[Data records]

·····

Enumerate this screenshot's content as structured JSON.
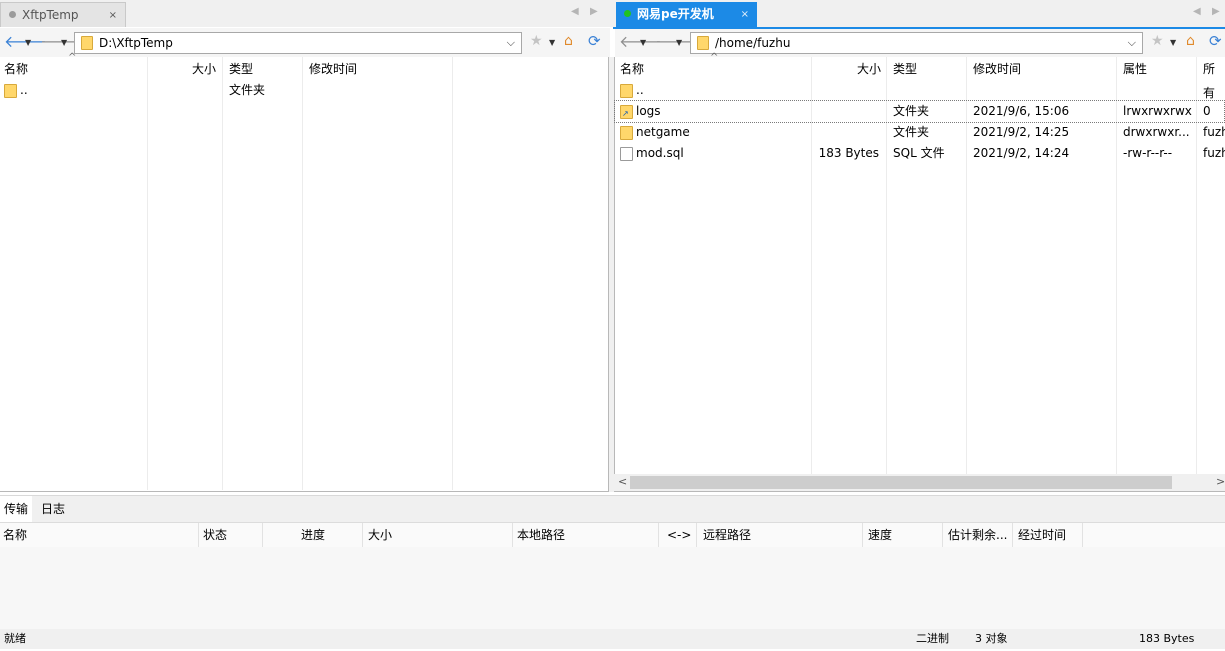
{
  "tabs": {
    "left": {
      "label": "XftpTemp",
      "close": "×"
    },
    "right": {
      "label": "网易pe开发机",
      "close": "×"
    },
    "nav_prev": "◀",
    "nav_next": "▶"
  },
  "left_panel": {
    "path": "D:\\XftpTemp",
    "columns": {
      "name": "名称",
      "size": "大小",
      "type": "类型",
      "modified": "修改时间"
    },
    "rows": [
      {
        "name": "..",
        "size": "",
        "type": "文件夹",
        "modified": ""
      }
    ]
  },
  "right_panel": {
    "path": "/home/fuzhu",
    "columns": {
      "name": "名称",
      "size": "大小",
      "type": "类型",
      "modified": "修改时间",
      "attr": "属性",
      "owner": "所有"
    },
    "rows": [
      {
        "name": "..",
        "size": "",
        "type": "",
        "modified": "",
        "attr": "",
        "owner": "",
        "icon": "folder"
      },
      {
        "name": "logs",
        "size": "",
        "type": "文件夹",
        "modified": "2021/9/6, 15:06",
        "attr": "lrwxrwxrwx",
        "owner": "0",
        "icon": "folder-link"
      },
      {
        "name": "netgame",
        "size": "",
        "type": "文件夹",
        "modified": "2021/9/2, 14:25",
        "attr": "drwxrwxr...",
        "owner": "fuzh",
        "icon": "folder"
      },
      {
        "name": "mod.sql",
        "size": "183 Bytes",
        "type": "SQL 文件",
        "modified": "2021/9/2, 14:24",
        "attr": "-rw-r--r--",
        "owner": "fuzh",
        "icon": "file"
      }
    ]
  },
  "bottom": {
    "tabs": {
      "transfer": "传输",
      "log": "日志"
    },
    "columns": {
      "name": "名称",
      "status": "状态",
      "progress": "进度",
      "size": "大小",
      "local": "本地路径",
      "dir": "<->",
      "remote": "远程路径",
      "speed": "速度",
      "eta": "估计剩余...",
      "elapsed": "经过时间"
    }
  },
  "status_bar": {
    "ready": "就绪",
    "mode": "二进制",
    "count": "3 对象",
    "size": "183 Bytes"
  },
  "colors": {
    "accent": "#1c8ae6",
    "folder": "#ffd76b",
    "online_dot": "#21c321"
  }
}
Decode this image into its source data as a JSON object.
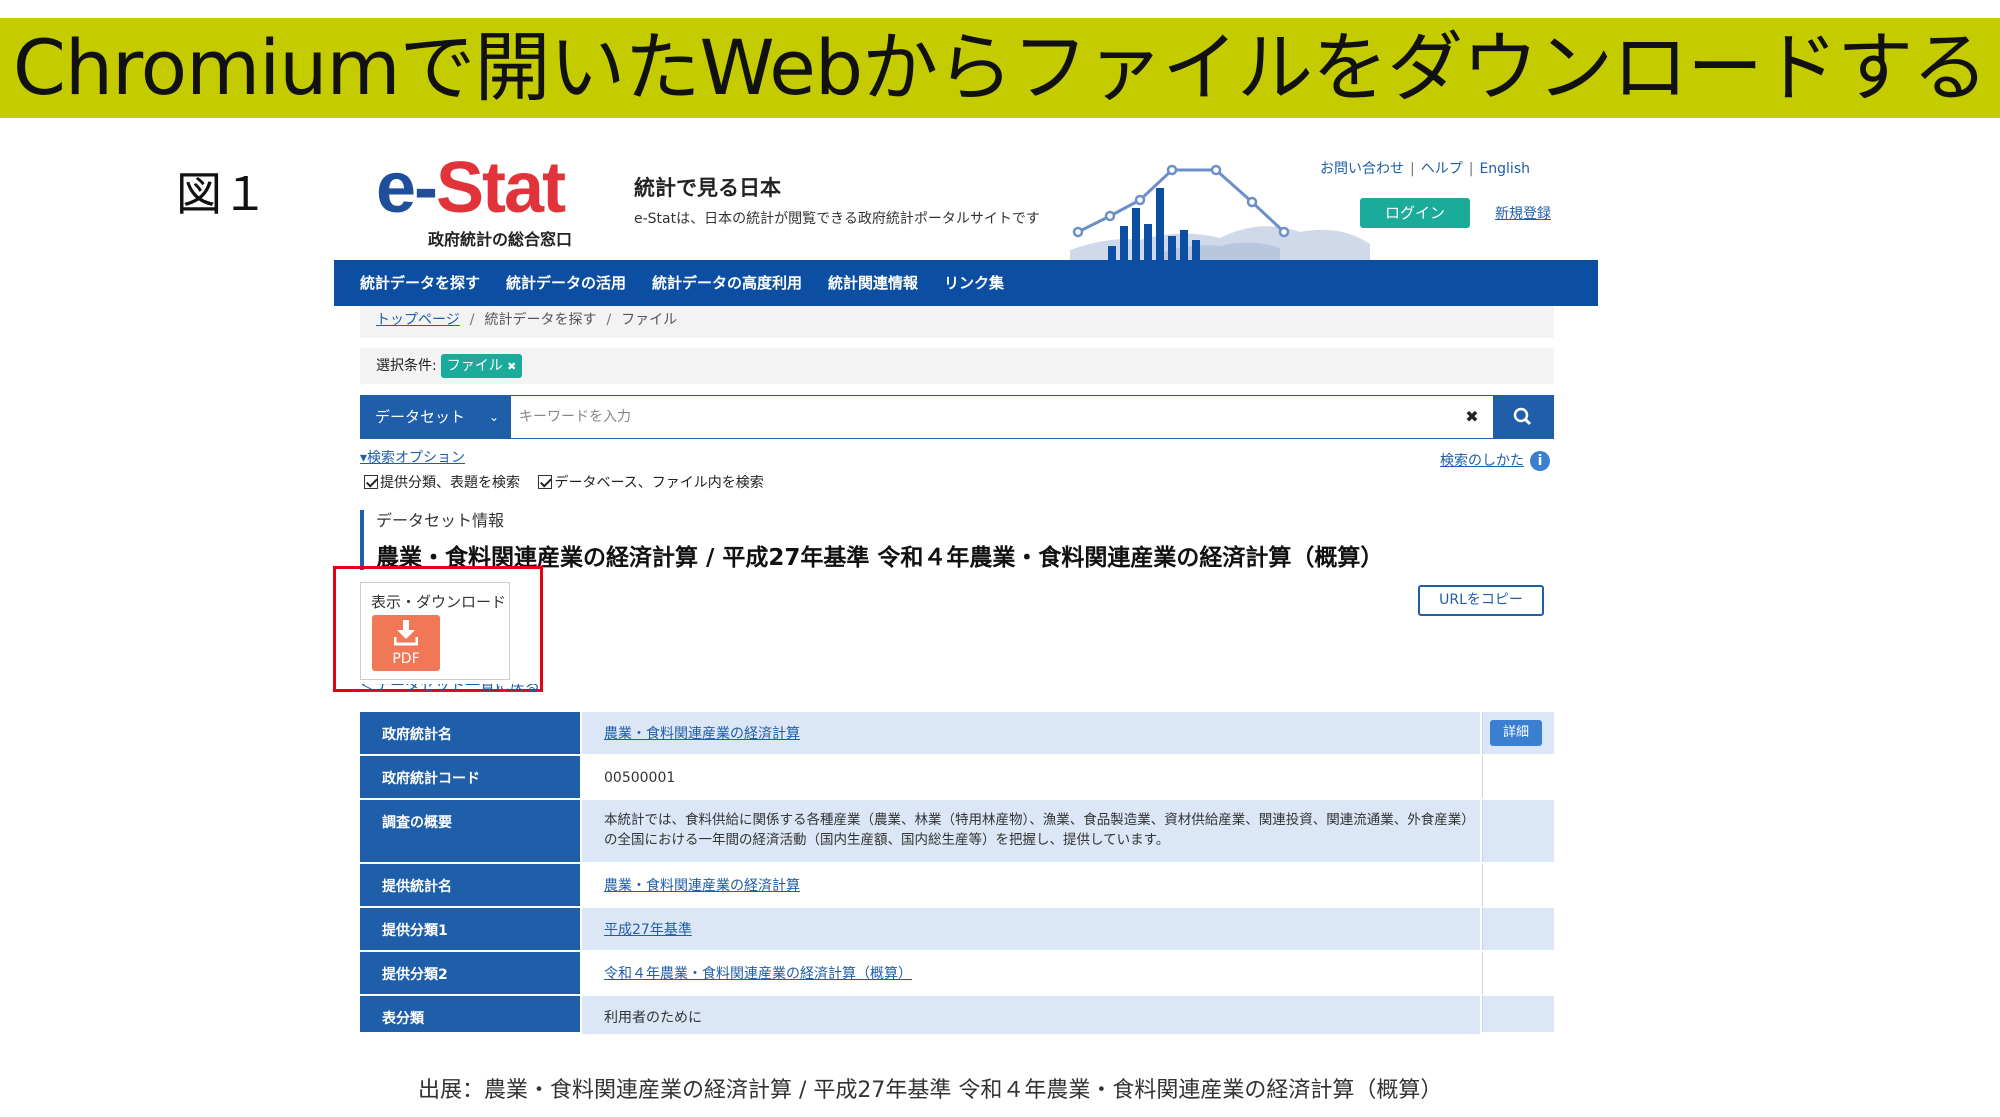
{
  "slide": {
    "title": "Chromiumで開いたWebからファイルをダウンロードする",
    "figure_label": "図１",
    "source_note": "出展：農業・食料関連産業の経済計算 / 平成27年基準 令和４年農業・食料関連産業の経済計算（概算）",
    "banner_color": "#c4cc00",
    "highlight_color": "#e60012"
  },
  "site": {
    "logo_e": "e-",
    "logo_stat": "Stat",
    "logo_sub": "政府統計の総合窓口",
    "title": "統計で見る日本",
    "description": "e-Statは、日本の統計が閲覧できる政府統計ポータルサイトです",
    "top_links": [
      "お問い合わせ",
      "ヘルプ",
      "English"
    ],
    "login_label": "ログイン",
    "register_label": "新規登録",
    "brand_blue": "#0b4ea2",
    "accent_teal": "#1aab9b"
  },
  "nav": {
    "items": [
      "統計データを探す",
      "統計データの活用",
      "統計データの高度利用",
      "統計関連情報",
      "リンク集"
    ]
  },
  "breadcrumb": {
    "items": [
      "トップページ",
      "統計データを探す",
      "ファイル"
    ]
  },
  "condition": {
    "label": "選択条件:",
    "tag": "ファイル",
    "tag_remove_icon": "✖"
  },
  "search": {
    "select_value": "データセット",
    "placeholder": "キーワードを入力",
    "clear_icon": "✖",
    "options_link": "▾検索オプション",
    "howto_link": "検索のしかた",
    "info_icon": "i",
    "checks": [
      "提供分類、表題を検索",
      "データベース、ファイル内を検索"
    ]
  },
  "dataset": {
    "label": "データセット情報",
    "title": "農業・食料関連産業の経済計算 / 平成27年基準 令和４年農業・食料関連産業の経済計算（概算）",
    "download_label": "表示・ダウンロード",
    "pdf_label": "PDF",
    "url_copy_label": "URLをコピー",
    "back_link": "＜データセット一覧に戻る"
  },
  "table": {
    "rows": [
      {
        "header": "政府統計名",
        "value": "農業・食料関連産業の経済計算",
        "link": true,
        "detail": "詳細"
      },
      {
        "header": "政府統計コード",
        "value": "00500001",
        "link": false
      },
      {
        "header": "調査の概要",
        "value": "本統計では、食料供給に関係する各種産業（農業、林業（特用林産物）、漁業、食品製造業、資材供給産業、関連投資、関連流通業、外食産業）の全国における一年間の経済活動（国内生産額、国内総生産等）を把握し、提供しています。",
        "link": false
      },
      {
        "header": "提供統計名",
        "value": "農業・食料関連産業の経済計算",
        "link": true
      },
      {
        "header": "提供分類1",
        "value": "平成27年基準",
        "link": true
      },
      {
        "header": "提供分類2",
        "value": "令和４年農業・食料関連産業の経済計算（概算）",
        "link": true
      },
      {
        "header": "表分類",
        "value": "利用者のために",
        "link": false
      }
    ]
  }
}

·····

Stated problem: Copy in full each line that holds the word "this".

Result below:
Enumerate this screenshot's content as structured JSON.
Decode this image into its source data as a JSON object.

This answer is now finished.